- **Source**:
** START **
3. Prices and Conditions of Payment
(1) Our offers are subject to change without notice. Orders are accepted by an acceptance of order, or by its execution.
(2) Our prices apply ex warehouse Ahrensburg. Freight, insurance, and packaging costs as well as miscellaneous fares are not included. Such costs are paid by the customer.
(3) Our invoices are due at once without any discount, unless something else has been agreed to. Deduction of prompt payment discounts requires special agreement in writing.
(4) The statutory value-added tax (VAT) is not included in our prices and appears in our invoices as a separate position.
(5) If customer gets into delay of payment, we will be entitled to request default interest at a rate of 8 % above the basic interest rate of the Deutsche Bundesbank (German Federal Reserve Board) p.a. If the damage to us caused by default is higher, we will be entitled to claim it. The customer is allowed to prove us that the damage to us is lower. In case of delay in payment or deterioration of customer’s financial circumstances, we are entitled to cancel the contract of purchase and —if necessary— to request the customer to pay in cash in advance when doing further business.
(6) The customer will not be allowed to offset unless his/her claims have become non-appealable or are not denied by us.
(7) The rights of retention as stipulated in §§ 237, 438 IV BGB, 369 HGB (Commercial Code of the Federal Republic of Germany), as well as the plea of non-performance as stipulated in § 320 BGB are excluded.
4. Lead Time
(1) Mandatory delivery dates must be agreed to in writing. Observation of delivery dates requires that the customer has fulfilled his/her obligations on time and duly.
(2) We are not responsible for delayed delivery due to Acts of God or due to events impeding our services (for instance, strike, lockout, disturbances in production, etc.), even if this occurs in the operations of our suppliers. Such events entitle us to postpone delivery or to cancel the contract. If the delay lasts for more than two months, the customer will be allowed to cancel the contract after having set an appropriate grace period. Compensation claims by the customer will be excluded unless the delayed delivery is caused by grossly negligent behavior on our side.
(3) We are allowed to perform partial deliveries. Each partial delivery is regarded as a separate legal transaction.
(4) If the customer delays acceptance or violates his duty to cooperate, we will be entitled to claim for compensation. Upon occurrence of default of acceptance, the risk of accidental impairment or destruction skips to the customer.
5. Shipment and Risk Assumption
(1) If not agreed otherwise, shipment ex warehouse Ahrensburg is agreed to.
(2) Upon delivery to the forwarder, risk skips to the customer.
(3) Shipment costs will be paid by the customer, unless something else has been agreed to.
(4) Packaging material (except palettes) is not taken back. The customer has to recycle packaging material at his/her own expense.
(5) We cannot be held responsible for damage in transit. Such damage has to be documented in writing upon receipt of the commodities, and both we, and the forwarder have to be notified about it immediately. In case of train or mail transport, an official notice of damage has to be made up.
** END **
- **Data entries**:
** START **
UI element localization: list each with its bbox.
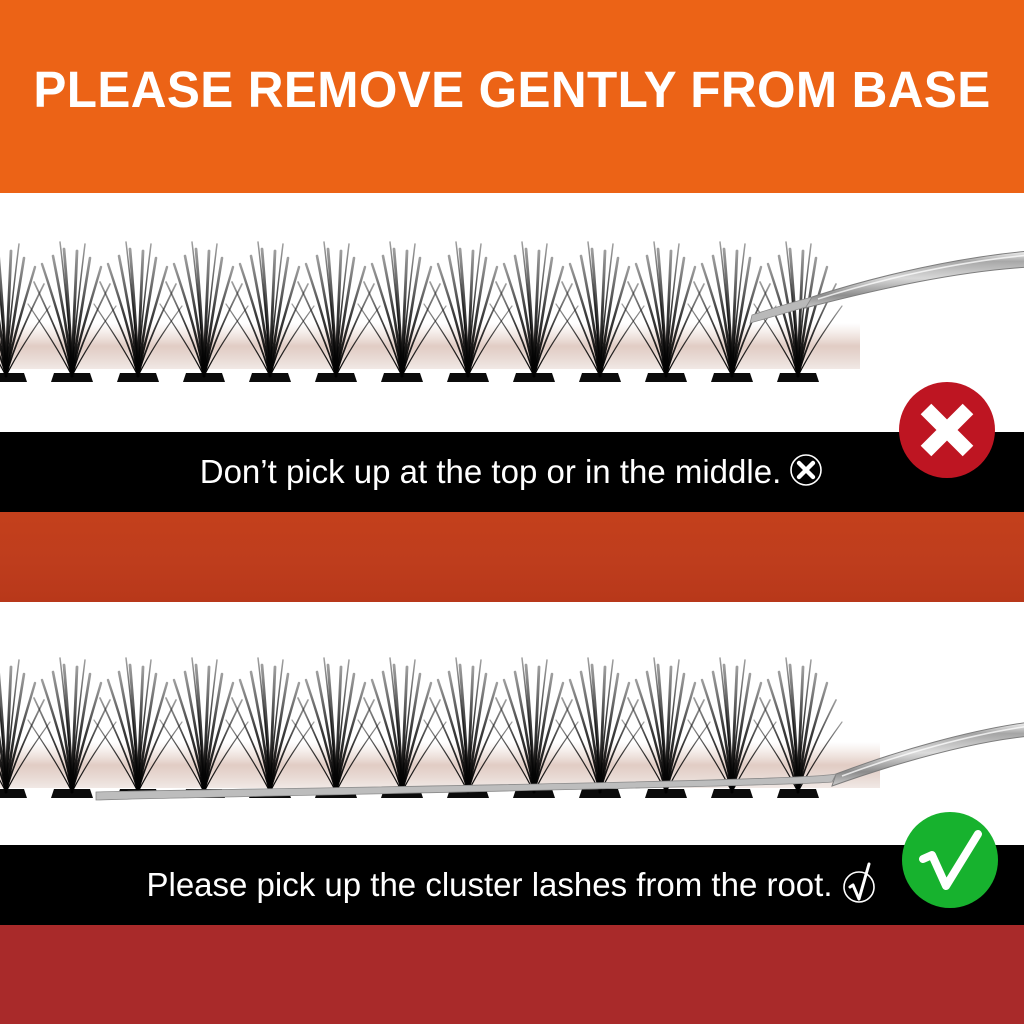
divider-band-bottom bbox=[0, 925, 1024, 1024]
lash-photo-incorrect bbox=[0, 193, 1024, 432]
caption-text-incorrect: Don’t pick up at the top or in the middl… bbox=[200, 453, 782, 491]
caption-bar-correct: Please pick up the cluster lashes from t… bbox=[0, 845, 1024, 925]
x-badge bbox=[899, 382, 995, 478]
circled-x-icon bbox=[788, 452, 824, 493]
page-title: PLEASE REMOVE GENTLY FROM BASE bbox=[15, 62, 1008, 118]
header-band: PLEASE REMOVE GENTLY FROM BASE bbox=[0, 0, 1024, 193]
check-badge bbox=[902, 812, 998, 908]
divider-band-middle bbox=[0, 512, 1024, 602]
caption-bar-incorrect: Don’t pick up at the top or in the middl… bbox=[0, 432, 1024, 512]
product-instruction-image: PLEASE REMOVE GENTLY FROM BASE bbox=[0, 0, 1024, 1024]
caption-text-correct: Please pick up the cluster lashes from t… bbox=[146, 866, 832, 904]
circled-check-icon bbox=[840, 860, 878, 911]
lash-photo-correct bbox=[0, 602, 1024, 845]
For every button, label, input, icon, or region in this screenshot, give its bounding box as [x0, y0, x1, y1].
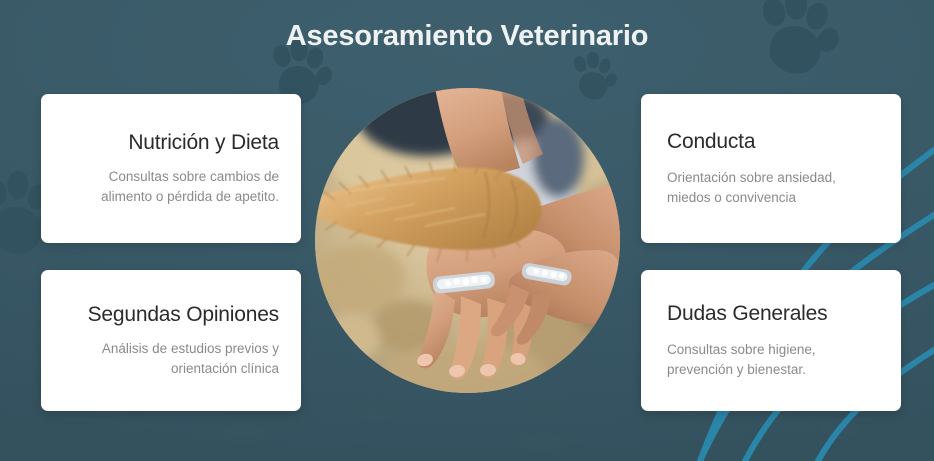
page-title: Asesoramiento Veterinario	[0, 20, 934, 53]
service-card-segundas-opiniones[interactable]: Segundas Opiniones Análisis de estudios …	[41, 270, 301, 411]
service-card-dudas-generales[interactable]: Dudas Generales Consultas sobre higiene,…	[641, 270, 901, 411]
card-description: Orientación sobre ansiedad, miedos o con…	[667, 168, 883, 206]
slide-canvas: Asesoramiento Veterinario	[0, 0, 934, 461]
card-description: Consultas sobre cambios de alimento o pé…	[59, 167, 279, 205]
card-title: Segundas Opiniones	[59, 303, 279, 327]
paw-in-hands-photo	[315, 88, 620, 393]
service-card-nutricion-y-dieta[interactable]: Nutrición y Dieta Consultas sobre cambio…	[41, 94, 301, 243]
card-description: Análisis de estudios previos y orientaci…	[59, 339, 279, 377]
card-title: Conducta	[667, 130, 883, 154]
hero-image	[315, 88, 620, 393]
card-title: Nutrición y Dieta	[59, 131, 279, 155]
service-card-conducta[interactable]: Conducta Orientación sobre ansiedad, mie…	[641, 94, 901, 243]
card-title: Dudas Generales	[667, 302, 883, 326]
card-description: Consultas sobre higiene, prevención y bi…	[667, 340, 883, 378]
** END **
- **Challenges**:
#1 List every numbered section heading in the payment and delivery terms.
#2 Write the next part of the payment and delivery terms, picking up after the last clause of the shipment section.
The data is separate material, apart from the payment and delivery terms.

- **Results for the exercise**:
#1
3. Prices and Conditions of Payment
4. Lead Time
5. Shipment and Risk Assumption

#2
(6) Completeness of delivery has to be checked by using the delivery note. Missing parts have to be complained against to the forwarder and have to be confirmed by him/her in writing.
6. Reservation of Title
(1) Before the discharge of all claims (including credit balance claims out of current account), we are entitled to against the customer due to any legal reason now or in the future the following securities are granted to us. Such securities are released by us upon request and customer’s choice as long as their value permanently exceeds debts by more than 20 %.
(2) The commodities remain our property until the complete payment of the purchase price. Processing or transformation are always done for us, but without any obligation for us. If ownership or co-ownership expires due to adjunction, it is agreed already now that customer’s (co-)ownership on the thing will be transferred to us ad valorem (invoice value) to us. The customer deposits our (co-)property free of charge.
(3) The customer is allowed to process and to transfer reserved commodities in proper business unless he/she is in default. Pledging and transfer of ownership by way of security are not allowed. Claims regarding the reserved commodities arising from resale or another legal reason are assigned by the customer already now by way of security in full extent to us.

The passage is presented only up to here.